→ **Data supplied**
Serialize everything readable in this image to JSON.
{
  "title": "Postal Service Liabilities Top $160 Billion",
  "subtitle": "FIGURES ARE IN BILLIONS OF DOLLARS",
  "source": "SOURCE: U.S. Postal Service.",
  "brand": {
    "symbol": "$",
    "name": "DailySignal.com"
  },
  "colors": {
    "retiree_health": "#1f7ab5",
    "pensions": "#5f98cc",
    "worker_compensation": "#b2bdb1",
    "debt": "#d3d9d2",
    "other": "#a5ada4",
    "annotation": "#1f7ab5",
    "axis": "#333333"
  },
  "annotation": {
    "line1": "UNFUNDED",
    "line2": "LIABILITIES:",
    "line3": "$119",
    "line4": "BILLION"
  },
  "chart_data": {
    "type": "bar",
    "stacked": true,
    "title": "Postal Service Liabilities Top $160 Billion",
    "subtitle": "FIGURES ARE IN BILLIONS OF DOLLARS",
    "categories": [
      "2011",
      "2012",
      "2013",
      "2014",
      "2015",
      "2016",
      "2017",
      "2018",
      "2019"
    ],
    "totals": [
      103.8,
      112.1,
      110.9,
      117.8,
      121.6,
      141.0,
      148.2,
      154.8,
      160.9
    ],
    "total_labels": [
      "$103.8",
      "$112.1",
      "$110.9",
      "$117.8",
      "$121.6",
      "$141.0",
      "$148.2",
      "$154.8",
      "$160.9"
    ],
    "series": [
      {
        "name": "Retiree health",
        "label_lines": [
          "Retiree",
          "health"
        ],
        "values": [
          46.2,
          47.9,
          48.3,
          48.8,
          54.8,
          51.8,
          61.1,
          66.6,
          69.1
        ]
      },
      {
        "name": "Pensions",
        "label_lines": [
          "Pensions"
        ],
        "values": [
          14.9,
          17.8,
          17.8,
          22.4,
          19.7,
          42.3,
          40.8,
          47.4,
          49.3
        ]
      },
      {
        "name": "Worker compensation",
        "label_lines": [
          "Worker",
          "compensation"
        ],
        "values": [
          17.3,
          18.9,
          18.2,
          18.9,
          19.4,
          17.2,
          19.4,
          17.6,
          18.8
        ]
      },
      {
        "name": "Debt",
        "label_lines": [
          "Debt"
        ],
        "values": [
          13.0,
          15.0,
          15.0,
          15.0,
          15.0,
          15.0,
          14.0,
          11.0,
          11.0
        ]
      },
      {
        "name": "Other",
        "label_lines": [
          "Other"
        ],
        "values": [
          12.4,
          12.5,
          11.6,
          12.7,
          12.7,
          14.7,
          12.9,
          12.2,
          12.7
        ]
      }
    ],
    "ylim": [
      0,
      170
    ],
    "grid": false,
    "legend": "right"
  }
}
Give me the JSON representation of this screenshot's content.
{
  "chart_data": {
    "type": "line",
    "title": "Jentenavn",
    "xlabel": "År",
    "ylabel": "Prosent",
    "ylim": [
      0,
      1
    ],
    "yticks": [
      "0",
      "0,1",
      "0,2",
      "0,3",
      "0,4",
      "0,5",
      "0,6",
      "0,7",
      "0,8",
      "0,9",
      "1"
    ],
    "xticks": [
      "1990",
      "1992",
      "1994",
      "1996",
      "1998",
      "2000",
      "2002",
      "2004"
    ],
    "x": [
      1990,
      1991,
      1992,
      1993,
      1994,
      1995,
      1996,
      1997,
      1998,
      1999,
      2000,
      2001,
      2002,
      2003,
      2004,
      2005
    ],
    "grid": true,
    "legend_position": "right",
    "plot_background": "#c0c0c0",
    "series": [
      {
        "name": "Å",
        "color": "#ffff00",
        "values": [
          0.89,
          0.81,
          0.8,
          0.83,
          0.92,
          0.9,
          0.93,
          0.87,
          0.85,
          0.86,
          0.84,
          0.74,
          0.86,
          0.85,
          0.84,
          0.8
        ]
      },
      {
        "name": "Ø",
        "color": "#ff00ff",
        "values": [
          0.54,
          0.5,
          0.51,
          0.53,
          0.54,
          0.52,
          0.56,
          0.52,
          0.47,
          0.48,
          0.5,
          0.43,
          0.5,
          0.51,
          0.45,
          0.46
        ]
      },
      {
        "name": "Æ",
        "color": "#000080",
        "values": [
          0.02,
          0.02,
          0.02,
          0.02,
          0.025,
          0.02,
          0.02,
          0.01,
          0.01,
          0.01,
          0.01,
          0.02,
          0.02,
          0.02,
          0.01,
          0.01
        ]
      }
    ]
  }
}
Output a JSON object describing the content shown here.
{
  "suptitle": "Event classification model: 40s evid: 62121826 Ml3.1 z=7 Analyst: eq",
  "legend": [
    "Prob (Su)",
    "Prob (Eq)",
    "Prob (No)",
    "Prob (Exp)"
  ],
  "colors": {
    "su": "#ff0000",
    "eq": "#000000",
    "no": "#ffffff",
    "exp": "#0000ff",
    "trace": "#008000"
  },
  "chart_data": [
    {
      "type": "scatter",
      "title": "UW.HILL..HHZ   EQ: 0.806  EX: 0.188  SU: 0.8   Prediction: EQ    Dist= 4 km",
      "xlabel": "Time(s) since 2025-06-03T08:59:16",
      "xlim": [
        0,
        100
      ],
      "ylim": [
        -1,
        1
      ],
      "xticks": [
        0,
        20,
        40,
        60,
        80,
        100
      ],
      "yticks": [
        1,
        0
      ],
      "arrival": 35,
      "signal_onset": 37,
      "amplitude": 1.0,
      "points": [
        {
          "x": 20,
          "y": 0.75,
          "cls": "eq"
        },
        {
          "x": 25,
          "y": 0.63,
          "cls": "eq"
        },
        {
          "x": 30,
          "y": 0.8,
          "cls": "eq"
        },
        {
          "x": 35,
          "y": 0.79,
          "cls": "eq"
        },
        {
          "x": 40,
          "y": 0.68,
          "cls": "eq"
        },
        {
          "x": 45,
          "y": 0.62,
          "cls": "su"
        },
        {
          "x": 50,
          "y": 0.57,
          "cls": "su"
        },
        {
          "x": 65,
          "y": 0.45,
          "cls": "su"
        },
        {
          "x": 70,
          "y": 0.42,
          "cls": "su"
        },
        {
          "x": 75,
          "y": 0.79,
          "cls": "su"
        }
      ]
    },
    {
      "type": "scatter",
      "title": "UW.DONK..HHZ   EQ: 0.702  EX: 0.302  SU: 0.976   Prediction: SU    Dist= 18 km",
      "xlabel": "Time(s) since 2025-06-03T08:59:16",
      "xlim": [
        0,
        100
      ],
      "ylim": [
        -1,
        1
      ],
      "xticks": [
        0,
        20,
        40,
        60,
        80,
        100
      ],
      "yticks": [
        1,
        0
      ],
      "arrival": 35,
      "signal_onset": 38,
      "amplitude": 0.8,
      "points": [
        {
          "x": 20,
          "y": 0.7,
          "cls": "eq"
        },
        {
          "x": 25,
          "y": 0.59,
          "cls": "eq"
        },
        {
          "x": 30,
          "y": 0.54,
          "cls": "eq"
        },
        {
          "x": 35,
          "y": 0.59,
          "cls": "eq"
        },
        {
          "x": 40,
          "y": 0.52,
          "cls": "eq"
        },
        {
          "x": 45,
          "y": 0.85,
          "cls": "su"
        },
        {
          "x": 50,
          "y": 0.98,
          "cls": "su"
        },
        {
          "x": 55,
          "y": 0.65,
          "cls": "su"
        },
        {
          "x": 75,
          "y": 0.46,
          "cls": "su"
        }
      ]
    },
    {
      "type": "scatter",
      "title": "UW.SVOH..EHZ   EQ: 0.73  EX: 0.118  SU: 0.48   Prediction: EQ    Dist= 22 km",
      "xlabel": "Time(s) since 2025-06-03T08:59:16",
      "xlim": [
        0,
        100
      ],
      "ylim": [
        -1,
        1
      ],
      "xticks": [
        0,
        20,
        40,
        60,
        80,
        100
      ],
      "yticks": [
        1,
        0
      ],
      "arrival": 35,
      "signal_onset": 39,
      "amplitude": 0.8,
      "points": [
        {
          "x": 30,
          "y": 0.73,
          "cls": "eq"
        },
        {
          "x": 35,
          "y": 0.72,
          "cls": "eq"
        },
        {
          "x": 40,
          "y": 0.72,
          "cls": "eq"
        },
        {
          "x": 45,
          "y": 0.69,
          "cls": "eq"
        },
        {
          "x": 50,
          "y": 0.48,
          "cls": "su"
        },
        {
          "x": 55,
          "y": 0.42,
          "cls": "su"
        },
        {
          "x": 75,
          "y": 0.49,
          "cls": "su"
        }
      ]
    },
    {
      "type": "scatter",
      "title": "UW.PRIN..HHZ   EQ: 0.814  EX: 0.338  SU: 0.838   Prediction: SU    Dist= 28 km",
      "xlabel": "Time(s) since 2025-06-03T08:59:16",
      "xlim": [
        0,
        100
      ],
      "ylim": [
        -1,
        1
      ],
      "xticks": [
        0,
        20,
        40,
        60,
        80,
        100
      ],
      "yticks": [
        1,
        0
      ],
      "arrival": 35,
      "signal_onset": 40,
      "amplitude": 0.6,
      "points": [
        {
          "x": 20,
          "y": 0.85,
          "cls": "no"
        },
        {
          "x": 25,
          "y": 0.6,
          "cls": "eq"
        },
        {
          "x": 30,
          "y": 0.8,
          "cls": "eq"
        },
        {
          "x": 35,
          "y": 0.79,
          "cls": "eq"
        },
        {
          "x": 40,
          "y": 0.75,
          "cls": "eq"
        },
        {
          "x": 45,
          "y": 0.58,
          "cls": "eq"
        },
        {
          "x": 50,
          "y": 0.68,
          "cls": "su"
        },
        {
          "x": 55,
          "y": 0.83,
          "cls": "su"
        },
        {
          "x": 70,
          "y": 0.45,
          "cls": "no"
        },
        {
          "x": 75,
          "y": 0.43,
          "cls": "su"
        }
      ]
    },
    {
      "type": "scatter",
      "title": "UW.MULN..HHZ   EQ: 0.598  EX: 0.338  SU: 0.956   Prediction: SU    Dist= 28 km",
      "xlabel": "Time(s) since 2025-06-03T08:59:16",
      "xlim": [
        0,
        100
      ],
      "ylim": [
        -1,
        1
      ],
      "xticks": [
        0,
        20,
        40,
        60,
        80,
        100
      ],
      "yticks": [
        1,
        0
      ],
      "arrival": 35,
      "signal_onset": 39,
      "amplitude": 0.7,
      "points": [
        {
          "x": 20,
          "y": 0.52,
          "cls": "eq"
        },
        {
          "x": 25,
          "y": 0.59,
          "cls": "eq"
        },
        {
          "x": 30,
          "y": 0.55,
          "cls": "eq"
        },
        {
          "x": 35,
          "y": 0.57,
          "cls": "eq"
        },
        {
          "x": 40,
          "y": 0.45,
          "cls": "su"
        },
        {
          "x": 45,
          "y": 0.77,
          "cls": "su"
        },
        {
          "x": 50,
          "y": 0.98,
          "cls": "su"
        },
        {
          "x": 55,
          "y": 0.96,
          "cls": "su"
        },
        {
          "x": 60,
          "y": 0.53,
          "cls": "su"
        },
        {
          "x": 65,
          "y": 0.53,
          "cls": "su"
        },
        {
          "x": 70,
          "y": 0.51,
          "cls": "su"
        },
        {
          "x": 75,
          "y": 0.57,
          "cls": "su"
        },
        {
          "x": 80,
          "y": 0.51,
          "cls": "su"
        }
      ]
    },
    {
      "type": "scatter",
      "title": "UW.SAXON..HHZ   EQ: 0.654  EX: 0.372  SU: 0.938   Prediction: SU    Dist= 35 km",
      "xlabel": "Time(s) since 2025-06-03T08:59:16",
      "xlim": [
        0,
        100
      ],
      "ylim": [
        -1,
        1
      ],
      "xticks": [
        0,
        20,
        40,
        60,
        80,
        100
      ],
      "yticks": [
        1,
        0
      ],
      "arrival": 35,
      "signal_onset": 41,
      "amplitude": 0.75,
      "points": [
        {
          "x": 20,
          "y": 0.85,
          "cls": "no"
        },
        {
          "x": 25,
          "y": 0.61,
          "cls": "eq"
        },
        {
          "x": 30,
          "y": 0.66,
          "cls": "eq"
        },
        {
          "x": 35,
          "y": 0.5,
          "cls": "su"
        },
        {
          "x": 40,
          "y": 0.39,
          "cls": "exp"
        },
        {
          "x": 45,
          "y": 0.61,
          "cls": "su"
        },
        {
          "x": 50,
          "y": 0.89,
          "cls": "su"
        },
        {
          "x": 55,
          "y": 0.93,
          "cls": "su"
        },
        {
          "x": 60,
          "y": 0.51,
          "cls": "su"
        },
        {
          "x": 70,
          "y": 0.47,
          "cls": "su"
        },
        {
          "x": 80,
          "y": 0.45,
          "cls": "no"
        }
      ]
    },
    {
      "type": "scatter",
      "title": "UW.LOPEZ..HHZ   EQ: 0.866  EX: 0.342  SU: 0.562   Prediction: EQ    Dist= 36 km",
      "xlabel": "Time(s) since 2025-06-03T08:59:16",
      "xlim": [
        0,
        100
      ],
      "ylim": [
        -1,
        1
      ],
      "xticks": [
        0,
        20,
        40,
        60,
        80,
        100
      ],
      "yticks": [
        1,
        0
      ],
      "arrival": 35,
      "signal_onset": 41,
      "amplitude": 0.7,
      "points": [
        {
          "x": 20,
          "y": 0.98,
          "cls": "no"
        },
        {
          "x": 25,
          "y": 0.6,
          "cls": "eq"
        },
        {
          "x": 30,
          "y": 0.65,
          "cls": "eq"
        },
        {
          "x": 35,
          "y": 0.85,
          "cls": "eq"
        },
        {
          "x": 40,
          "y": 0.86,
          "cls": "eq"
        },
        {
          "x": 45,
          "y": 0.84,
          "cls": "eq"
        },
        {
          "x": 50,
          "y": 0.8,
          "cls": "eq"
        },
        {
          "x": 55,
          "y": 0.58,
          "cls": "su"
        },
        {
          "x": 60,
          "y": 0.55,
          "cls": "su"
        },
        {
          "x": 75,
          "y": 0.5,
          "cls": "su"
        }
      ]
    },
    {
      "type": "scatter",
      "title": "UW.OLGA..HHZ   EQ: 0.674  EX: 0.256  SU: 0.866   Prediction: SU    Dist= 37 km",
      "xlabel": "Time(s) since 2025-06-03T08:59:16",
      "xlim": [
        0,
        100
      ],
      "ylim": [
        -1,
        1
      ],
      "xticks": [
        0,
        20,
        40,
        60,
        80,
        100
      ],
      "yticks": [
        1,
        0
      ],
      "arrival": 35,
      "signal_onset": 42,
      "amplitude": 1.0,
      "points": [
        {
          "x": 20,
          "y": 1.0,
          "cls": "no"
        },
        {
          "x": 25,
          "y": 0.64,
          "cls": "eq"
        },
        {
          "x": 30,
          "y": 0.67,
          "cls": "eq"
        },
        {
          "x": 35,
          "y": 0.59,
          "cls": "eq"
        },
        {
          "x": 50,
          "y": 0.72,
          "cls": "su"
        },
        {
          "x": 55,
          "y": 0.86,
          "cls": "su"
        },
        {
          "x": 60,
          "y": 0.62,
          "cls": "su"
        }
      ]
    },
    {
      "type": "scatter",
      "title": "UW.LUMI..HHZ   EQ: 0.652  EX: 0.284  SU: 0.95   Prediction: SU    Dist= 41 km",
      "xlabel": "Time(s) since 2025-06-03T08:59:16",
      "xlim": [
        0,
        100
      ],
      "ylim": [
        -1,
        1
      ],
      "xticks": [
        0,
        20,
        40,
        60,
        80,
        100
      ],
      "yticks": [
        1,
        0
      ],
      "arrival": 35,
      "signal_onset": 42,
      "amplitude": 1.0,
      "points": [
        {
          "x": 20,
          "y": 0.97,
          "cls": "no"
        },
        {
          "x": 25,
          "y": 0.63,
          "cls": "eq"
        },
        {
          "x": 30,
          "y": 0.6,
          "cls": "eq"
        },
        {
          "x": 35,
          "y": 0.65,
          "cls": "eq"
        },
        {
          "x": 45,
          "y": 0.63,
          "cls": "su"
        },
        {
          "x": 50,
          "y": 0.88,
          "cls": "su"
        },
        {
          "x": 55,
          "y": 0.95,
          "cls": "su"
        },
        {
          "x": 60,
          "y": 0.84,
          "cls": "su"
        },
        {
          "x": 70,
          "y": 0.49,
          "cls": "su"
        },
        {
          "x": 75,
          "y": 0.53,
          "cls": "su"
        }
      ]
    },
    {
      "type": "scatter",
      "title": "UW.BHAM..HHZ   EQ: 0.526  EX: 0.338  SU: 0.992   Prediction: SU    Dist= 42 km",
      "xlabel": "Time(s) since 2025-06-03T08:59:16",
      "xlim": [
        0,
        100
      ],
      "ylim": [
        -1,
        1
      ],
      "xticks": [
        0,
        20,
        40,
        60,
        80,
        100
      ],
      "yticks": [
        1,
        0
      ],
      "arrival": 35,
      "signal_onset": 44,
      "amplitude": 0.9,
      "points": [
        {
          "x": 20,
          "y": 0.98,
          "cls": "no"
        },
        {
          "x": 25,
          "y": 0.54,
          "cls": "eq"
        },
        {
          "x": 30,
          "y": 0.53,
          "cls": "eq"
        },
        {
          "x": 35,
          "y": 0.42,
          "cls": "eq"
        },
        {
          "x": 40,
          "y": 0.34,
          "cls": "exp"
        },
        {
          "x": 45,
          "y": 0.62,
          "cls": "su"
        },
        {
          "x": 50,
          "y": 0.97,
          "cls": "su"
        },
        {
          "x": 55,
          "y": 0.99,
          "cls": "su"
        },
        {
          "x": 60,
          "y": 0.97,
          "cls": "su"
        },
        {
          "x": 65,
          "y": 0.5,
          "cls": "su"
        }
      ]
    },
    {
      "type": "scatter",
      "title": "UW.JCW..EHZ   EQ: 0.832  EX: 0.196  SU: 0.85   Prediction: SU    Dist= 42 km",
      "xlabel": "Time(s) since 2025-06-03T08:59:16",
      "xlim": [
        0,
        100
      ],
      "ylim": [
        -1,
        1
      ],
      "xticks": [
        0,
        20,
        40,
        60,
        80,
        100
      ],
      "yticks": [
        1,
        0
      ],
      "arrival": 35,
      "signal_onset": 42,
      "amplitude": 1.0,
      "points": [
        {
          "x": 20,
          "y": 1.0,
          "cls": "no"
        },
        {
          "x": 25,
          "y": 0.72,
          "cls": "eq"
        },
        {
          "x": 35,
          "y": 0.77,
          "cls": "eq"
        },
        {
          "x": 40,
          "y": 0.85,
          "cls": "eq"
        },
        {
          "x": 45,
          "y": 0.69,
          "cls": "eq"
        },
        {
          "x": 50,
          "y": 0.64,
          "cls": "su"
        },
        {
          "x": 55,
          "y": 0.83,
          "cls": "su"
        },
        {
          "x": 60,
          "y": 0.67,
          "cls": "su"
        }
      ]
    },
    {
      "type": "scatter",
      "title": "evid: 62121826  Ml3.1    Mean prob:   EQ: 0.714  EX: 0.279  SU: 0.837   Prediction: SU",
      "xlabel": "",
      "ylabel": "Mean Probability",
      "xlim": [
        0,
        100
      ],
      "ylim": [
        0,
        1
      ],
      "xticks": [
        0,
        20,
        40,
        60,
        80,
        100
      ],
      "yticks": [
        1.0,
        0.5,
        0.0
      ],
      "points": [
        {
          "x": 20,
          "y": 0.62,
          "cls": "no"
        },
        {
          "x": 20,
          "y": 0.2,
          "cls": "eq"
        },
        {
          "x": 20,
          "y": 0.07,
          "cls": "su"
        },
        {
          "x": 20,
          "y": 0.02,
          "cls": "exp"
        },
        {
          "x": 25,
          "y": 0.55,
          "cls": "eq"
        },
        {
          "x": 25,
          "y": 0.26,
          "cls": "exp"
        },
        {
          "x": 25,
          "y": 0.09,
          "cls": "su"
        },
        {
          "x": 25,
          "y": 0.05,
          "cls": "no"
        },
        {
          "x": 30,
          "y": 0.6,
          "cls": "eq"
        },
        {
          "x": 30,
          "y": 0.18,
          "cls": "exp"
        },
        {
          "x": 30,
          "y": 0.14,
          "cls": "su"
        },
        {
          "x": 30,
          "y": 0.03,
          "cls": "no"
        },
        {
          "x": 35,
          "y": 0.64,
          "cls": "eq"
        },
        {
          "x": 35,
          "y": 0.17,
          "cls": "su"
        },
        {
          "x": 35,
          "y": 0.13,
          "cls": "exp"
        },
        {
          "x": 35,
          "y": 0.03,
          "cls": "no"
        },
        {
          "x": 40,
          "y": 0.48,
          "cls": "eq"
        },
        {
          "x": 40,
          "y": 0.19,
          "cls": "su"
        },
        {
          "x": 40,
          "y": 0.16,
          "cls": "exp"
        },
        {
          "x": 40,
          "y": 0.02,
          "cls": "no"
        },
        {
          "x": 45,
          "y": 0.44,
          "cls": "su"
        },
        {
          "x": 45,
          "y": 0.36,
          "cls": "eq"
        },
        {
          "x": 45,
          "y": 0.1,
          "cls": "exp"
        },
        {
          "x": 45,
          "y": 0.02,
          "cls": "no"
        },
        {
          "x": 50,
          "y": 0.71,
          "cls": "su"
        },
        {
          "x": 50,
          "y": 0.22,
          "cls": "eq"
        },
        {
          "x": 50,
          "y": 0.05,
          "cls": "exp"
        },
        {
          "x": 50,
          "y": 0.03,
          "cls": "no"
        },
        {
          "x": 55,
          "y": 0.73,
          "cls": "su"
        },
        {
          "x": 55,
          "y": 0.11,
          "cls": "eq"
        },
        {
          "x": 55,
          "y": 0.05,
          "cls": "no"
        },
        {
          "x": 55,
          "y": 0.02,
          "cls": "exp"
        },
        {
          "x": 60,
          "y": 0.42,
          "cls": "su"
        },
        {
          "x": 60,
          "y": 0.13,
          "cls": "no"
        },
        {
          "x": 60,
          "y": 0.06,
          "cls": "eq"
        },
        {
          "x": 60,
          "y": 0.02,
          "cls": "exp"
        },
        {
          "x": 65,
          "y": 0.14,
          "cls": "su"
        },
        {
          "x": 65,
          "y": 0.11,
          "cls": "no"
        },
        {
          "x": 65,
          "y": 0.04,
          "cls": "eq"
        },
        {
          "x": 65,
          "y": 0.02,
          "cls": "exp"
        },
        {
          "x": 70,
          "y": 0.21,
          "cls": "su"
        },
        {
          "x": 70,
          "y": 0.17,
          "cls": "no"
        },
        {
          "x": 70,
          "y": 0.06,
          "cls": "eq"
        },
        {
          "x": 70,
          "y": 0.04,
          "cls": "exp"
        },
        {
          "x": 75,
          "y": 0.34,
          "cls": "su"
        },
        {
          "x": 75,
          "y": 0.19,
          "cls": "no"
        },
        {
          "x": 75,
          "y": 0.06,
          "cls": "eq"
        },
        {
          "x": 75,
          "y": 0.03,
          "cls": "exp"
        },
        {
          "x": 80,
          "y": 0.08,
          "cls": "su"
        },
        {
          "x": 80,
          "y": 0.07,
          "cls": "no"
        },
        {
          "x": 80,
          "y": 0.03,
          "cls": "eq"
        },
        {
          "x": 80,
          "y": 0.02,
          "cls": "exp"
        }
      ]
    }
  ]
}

→ **Task details**
Scan the data for the word "Service" and copy every line where it shows up.

→ **Task answer**
  "title": "Postal Service Liabilities Top $160 Billion",
  "source": "SOURCE: U.S. Postal Service.",
    "title": "Postal Service Liabilities Top $160 Billion",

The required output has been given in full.